• _What to work on_
Pick out and copy every line below that has the word "start".

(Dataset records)
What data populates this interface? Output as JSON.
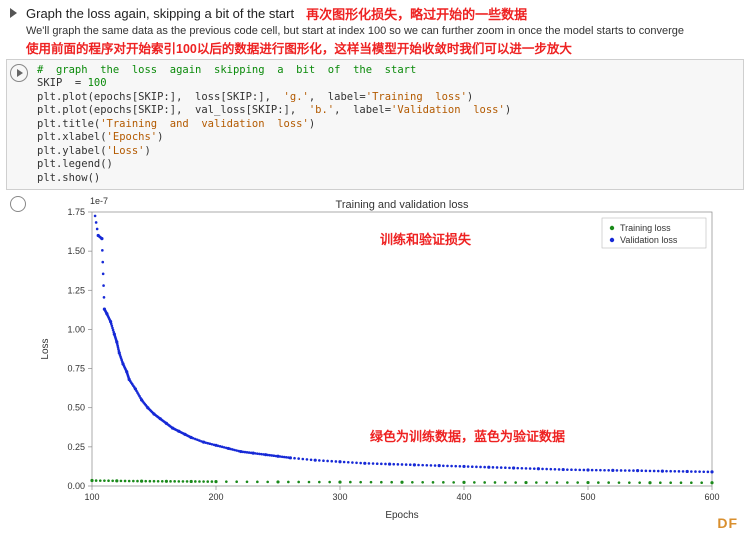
{
  "header": {
    "title": "Graph the loss again, skipping a bit of the start",
    "anno_top": "再次图形化损失，略过开始的一些数据",
    "desc": "We'll graph the same data as the previous code cell, but start at index 100 so we can further zoom in once the model starts to converge",
    "anno_desc": "使用前面的程序对开始索引100以后的数据进行图形化，这样当模型开始收敛时我们可以进一步放大"
  },
  "code": {
    "l1": "#  graph  the  loss  again  skipping  a  bit  of  the  start",
    "l2a": "SKIP  = ",
    "l2b": "100",
    "l3a": "plt.plot(epochs[SKIP:],  loss[SKIP:],  ",
    "l3b": "'g.'",
    "l3c": ",  label=",
    "l3d": "'Training  loss'",
    "l3e": ")",
    "l4a": "plt.plot(epochs[SKIP:],  val_loss[SKIP:],  ",
    "l4b": "'b.'",
    "l4c": ",  label=",
    "l4d": "'Validation  loss'",
    "l4e": ")",
    "l5a": "plt.title(",
    "l5b": "'Training  and  validation  loss'",
    "l5c": ")",
    "l6a": "plt.xlabel(",
    "l6b": "'Epochs'",
    "l6c": ")",
    "l7a": "plt.ylabel(",
    "l7b": "'Loss'",
    "l7c": ")",
    "l8": "plt.legend()",
    "l9": "plt.show()"
  },
  "chart_data": {
    "type": "scatter",
    "title": "Training and validation loss",
    "xlabel": "Epochs",
    "ylabel": "Loss",
    "sci": "1e-7",
    "xlim": [
      100,
      600
    ],
    "ylim": [
      0.0,
      1.75
    ],
    "xticks": [
      100,
      200,
      300,
      400,
      500,
      600
    ],
    "yticks": [
      0.0,
      0.25,
      0.5,
      0.75,
      1.0,
      1.25,
      1.5,
      1.75
    ],
    "series": [
      {
        "name": "Training loss",
        "color": "#1a8a1a",
        "x": [
          100,
          120,
          140,
          160,
          180,
          200,
          250,
          300,
          350,
          400,
          450,
          500,
          550,
          600
        ],
        "y": [
          0.035,
          0.033,
          0.031,
          0.03,
          0.029,
          0.028,
          0.026,
          0.025,
          0.024,
          0.023,
          0.022,
          0.022,
          0.021,
          0.021
        ]
      },
      {
        "name": "Validation loss",
        "color": "#1629d6",
        "x": [
          100,
          105,
          108,
          110,
          112,
          115,
          118,
          120,
          122,
          125,
          128,
          130,
          135,
          140,
          145,
          150,
          155,
          160,
          165,
          170,
          175,
          180,
          190,
          200,
          210,
          220,
          230,
          240,
          250,
          260,
          280,
          300,
          320,
          340,
          360,
          380,
          400,
          420,
          440,
          460,
          480,
          500,
          520,
          540,
          560,
          580,
          600
        ],
        "y": [
          1.85,
          1.6,
          1.58,
          1.13,
          1.1,
          1.05,
          0.97,
          0.92,
          0.85,
          0.78,
          0.73,
          0.68,
          0.62,
          0.55,
          0.5,
          0.46,
          0.43,
          0.4,
          0.37,
          0.35,
          0.33,
          0.31,
          0.28,
          0.26,
          0.24,
          0.22,
          0.21,
          0.2,
          0.19,
          0.18,
          0.165,
          0.155,
          0.145,
          0.14,
          0.135,
          0.13,
          0.125,
          0.12,
          0.115,
          0.11,
          0.105,
          0.102,
          0.1,
          0.098,
          0.095,
          0.093,
          0.09
        ]
      }
    ]
  },
  "anno3": "训练和验证损失",
  "anno4": "绿色为训练数据，蓝色为验证数据",
  "watermark": "DF"
}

• _Exercise response_
    "title": "Graph the loss again, skipping a bit of the start",
    "desc": "We'll graph the same data as the previous code cell, but start at index 100 so we can further zoom in once the model starts to converge",
    "l1": "#  graph  the  loss  again  skipping  a  bit  of  the  start",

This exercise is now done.